* **Problem details**
In the entries below, count every line with the word "sexual". Return only the count.

* **Input data**
Begin

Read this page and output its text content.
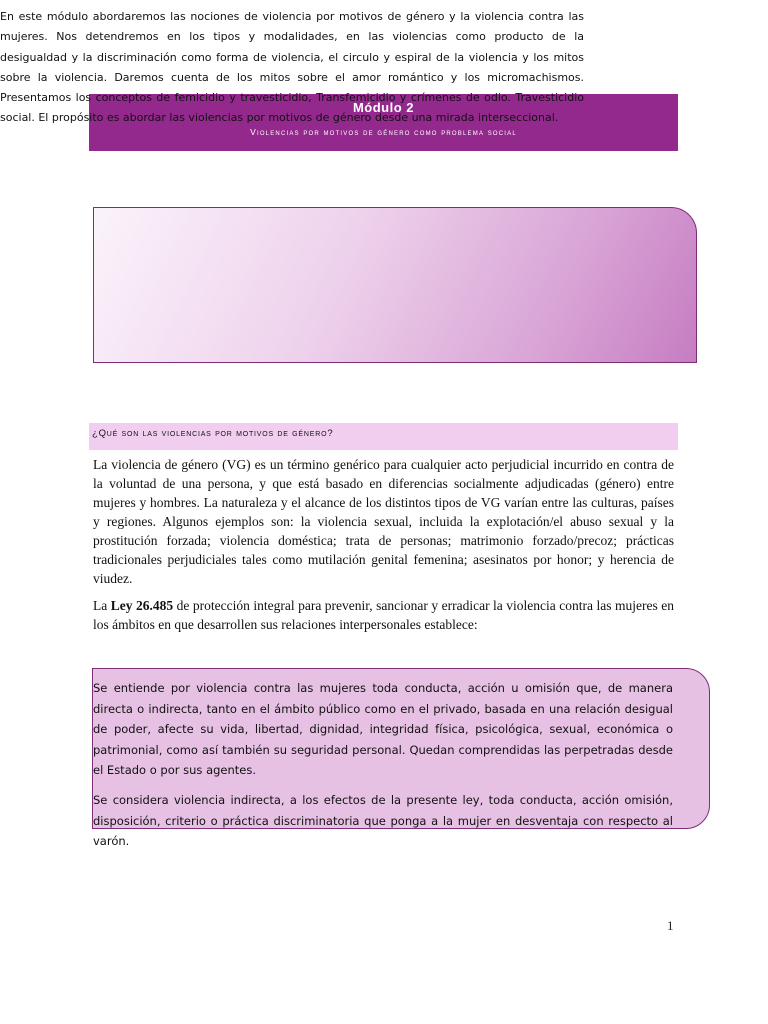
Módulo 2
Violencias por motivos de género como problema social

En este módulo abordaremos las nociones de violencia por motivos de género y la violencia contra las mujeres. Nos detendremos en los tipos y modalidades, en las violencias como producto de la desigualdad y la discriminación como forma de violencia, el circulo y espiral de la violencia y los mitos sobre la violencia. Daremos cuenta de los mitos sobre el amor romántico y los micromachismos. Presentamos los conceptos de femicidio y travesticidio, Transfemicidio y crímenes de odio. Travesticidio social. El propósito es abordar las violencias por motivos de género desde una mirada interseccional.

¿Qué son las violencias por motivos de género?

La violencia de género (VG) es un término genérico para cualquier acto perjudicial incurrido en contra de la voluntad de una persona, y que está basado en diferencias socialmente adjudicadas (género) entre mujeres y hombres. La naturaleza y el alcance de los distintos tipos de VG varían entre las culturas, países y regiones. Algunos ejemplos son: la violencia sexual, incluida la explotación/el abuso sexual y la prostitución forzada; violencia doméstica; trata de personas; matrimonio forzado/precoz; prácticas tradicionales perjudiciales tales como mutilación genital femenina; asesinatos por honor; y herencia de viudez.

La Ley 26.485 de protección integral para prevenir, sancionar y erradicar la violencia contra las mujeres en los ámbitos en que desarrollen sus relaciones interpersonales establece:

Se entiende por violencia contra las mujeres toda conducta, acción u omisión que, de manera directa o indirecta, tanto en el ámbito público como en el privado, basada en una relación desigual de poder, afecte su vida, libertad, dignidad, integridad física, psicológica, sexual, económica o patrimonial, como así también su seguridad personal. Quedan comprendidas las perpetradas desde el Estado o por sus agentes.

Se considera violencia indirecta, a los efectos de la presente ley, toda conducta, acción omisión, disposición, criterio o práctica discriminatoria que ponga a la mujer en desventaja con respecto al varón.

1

End

* **The reply**
2